• _PROBLEM DESCRIPTION_: All entries must be extracted exactly, with nothing added or dropped.

• _SUPPLIED RECORDS_:
####

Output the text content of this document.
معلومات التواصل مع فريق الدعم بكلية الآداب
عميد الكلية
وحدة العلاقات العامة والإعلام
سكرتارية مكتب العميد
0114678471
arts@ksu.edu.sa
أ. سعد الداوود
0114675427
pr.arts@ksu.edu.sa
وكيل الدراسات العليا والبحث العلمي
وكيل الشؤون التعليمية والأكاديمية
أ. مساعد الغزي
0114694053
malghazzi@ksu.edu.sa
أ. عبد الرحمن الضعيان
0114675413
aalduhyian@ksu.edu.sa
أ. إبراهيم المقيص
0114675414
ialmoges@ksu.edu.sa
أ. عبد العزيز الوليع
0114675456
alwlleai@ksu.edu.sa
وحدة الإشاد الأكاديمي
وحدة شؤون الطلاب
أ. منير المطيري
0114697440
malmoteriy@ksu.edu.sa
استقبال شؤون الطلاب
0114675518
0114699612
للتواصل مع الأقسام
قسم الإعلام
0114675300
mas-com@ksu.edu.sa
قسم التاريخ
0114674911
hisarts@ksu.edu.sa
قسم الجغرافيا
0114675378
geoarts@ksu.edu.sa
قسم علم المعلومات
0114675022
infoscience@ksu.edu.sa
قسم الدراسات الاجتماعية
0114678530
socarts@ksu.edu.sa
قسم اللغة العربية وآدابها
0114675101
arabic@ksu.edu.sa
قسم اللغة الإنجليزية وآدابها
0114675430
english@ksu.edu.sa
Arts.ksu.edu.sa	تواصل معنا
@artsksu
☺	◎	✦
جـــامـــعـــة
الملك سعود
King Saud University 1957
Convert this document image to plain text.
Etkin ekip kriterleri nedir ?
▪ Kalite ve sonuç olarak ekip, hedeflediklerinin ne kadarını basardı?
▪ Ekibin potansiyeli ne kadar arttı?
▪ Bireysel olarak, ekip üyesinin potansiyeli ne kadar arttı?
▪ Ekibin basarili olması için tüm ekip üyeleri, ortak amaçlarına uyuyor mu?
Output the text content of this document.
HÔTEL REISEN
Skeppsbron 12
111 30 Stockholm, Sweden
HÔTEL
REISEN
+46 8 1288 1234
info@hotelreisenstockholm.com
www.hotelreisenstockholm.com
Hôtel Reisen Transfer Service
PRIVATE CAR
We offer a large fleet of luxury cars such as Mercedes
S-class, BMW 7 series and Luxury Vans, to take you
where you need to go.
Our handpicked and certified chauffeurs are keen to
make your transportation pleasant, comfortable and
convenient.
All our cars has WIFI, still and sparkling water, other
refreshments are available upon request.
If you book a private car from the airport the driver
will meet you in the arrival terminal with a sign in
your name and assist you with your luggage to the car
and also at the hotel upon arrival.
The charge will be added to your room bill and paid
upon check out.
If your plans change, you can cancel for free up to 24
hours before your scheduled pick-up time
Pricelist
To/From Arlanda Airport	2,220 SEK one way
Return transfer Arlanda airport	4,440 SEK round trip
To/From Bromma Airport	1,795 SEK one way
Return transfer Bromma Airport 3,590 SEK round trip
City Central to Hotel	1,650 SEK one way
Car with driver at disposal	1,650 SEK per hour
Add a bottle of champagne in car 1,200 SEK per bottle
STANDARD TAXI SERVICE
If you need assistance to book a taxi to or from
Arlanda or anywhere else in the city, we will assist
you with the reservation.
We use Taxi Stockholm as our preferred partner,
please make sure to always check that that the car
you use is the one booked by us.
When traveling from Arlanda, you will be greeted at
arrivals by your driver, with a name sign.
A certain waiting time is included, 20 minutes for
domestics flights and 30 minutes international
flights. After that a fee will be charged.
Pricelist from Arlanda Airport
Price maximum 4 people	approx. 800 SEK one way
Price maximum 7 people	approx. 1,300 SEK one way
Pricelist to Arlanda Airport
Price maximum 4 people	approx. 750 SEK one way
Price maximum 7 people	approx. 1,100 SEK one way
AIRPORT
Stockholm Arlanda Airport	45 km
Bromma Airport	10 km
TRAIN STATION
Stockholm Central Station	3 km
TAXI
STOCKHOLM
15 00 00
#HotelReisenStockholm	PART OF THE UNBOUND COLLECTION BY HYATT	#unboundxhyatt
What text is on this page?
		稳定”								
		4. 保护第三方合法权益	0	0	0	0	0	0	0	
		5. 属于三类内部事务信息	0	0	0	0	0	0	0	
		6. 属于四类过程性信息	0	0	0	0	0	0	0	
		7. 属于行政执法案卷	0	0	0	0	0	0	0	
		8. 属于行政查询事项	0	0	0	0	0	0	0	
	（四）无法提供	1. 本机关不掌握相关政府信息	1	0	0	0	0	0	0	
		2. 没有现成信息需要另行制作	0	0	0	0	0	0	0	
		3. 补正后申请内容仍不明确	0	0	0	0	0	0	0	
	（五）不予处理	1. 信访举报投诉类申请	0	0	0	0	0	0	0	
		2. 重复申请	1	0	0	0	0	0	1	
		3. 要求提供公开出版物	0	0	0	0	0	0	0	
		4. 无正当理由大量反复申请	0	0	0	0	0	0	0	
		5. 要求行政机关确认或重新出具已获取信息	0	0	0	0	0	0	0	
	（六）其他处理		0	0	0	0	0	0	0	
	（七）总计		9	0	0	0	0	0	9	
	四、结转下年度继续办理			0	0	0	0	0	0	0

####

• _WRITTEN SOLUTION_:
Output the text content of this document.
معلومات التواصل مع فريق الدعم بكلية الآداب
عميد الكلية
وحدة العلاقات العامة والإعلام
سكرتارية مكتب العميد
0114678471
arts@ksu.edu.sa
أ. سعد الداوود
0114675427
pr.arts@ksu.edu.sa
وكيل الدراسات العليا والبحث العلمي
وكيل الشؤون التعليمية والأكاديمية
أ. مساعد الغزي
0114694053
malghazzi@ksu.edu.sa
أ. عبد الرحمن الضعيان
0114675413
aalduhyian@ksu.edu.sa
أ. إبراهيم المقيص
0114675414
ialmoges@ksu.edu.sa
أ. عبد العزيز الوليع
0114675456
alwlleai@ksu.edu.sa
وحدة الإشاد الأكاديمي
وحدة شؤون الطلاب
أ. منير المطيري
0114697440
malmoteriy@ksu.edu.sa
استقبال شؤون الطلاب
0114675518
0114699612
للتواصل مع الأقسام
قسم الإعلام
0114675300
mas-com@ksu.edu.sa
قسم التاريخ
0114674911
hisarts@ksu.edu.sa
قسم الجغرافيا
0114675378
geoarts@ksu.edu.sa
قسم علم المعلومات
0114675022
infoscience@ksu.edu.sa
قسم الدراسات الاجتماعية
0114678530
socarts@ksu.edu.sa
قسم اللغة العربية وآدابها
0114675101
arabic@ksu.edu.sa
قسم اللغة الإنجليزية وآدابها
0114675430
english@ksu.edu.sa
Arts.ksu.edu.sa	تواصل معنا
@artsksu
☺	◎	✦
جـــامـــعـــة
الملك سعود
King Saud University 1957
Convert this document image to plain text.
Etkin ekip kriterleri nedir ?
▪ Kalite ve sonuç olarak ekip, hedeflediklerinin ne kadarını basardı?
▪ Ekibin potansiyeli ne kadar arttı?
▪ Bireysel olarak, ekip üyesinin potansiyeli ne kadar arttı?
▪ Ekibin basarili olması için tüm ekip üyeleri, ortak amaçlarına uyuyor mu?
Output the text content of this document.
HÔTEL REISEN
Skeppsbron 12
111 30 Stockholm, Sweden
HÔTEL
REISEN
+46 8 1288 1234
info@hotelreisenstockholm.com
www.hotelreisenstockholm.com
Hôtel Reisen Transfer Service
PRIVATE CAR
We offer a large fleet of luxury cars such as Mercedes
S-class, BMW 7 series and Luxury Vans, to take you
where you need to go.
Our handpicked and certified chauffeurs are keen to
make your transportation pleasant, comfortable and
convenient.
All our cars has WIFI, still and sparkling water, other
refreshments are available upon request.
If you book a private car from the airport the driver
will meet you in the arrival terminal with a sign in
your name and assist you with your luggage to the car
and also at the hotel upon arrival.
The charge will be added to your room bill and paid
upon check out.
If your plans change, you can cancel for free up to 24
hours before your scheduled pick-up time
Pricelist
To/From Arlanda Airport	2,220 SEK one way
Return transfer Arlanda airport	4,440 SEK round trip
To/From Bromma Airport	1,795 SEK one way
Return transfer Bromma Airport 3,590 SEK round trip
City Central to Hotel	1,650 SEK one way
Car with driver at disposal	1,650 SEK per hour
Add a bottle of champagne in car 1,200 SEK per bottle
STANDARD TAXI SERVICE
If you need assistance to book a taxi to or from
Arlanda or anywhere else in the city, we will assist
you with the reservation.
We use Taxi Stockholm as our preferred partner,
please make sure to always check that that the car
you use is the one booked by us.
When traveling from Arlanda, you will be greeted at
arrivals by your driver, with a name sign.
A certain waiting time is included, 20 minutes for
domestics flights and 30 minutes international
flights. After that a fee will be charged.
Pricelist from Arlanda Airport
Price maximum 4 people	approx. 800 SEK one way
Price maximum 7 people	approx. 1,300 SEK one way
Pricelist to Arlanda Airport
Price maximum 4 people	approx. 750 SEK one way
Price maximum 7 people	approx. 1,100 SEK one way
AIRPORT
Stockholm Arlanda Airport	45 km
Bromma Airport	10 km
TRAIN STATION
Stockholm Central Station	3 km
TAXI
STOCKHOLM
15 00 00
#HotelReisenStockholm	PART OF THE UNBOUND COLLECTION BY HYATT	#unboundxhyatt
What text is on this page?
		稳定”								
		4. 保护第三方合法权益	0	0	0	0	0	0	0	
		5. 属于三类内部事务信息	0	0	0	0	0	0	0	
		6. 属于四类过程性信息	0	0	0	0	0	0	0	
		7. 属于行政执法案卷	0	0	0	0	0	0	0	
		8. 属于行政查询事项	0	0	0	0	0	0	0	
	（四）无法提供	1. 本机关不掌握相关政府信息	1	0	0	0	0	0	0	
		2. 没有现成信息需要另行制作	0	0	0	0	0	0	0	
		3. 补正后申请内容仍不明确	0	0	0	0	0	0	0	
	（五）不予处理	1. 信访举报投诉类申请	0	0	0	0	0	0	0	
		2. 重复申请	1	0	0	0	0	0	1	
		3. 要求提供公开出版物	0	0	0	0	0	0	0	
		4. 无正当理由大量反复申请	0	0	0	0	0	0	0	
		5. 要求行政机关确认或重新出具已获取信息	0	0	0	0	0	0	0	
	（六）其他处理		0	0	0	0	0	0	0	
	（七）总计		9	0	0	0	0	0	9	
	四、结转下年度继续办理			0	0	0	0	0	0	0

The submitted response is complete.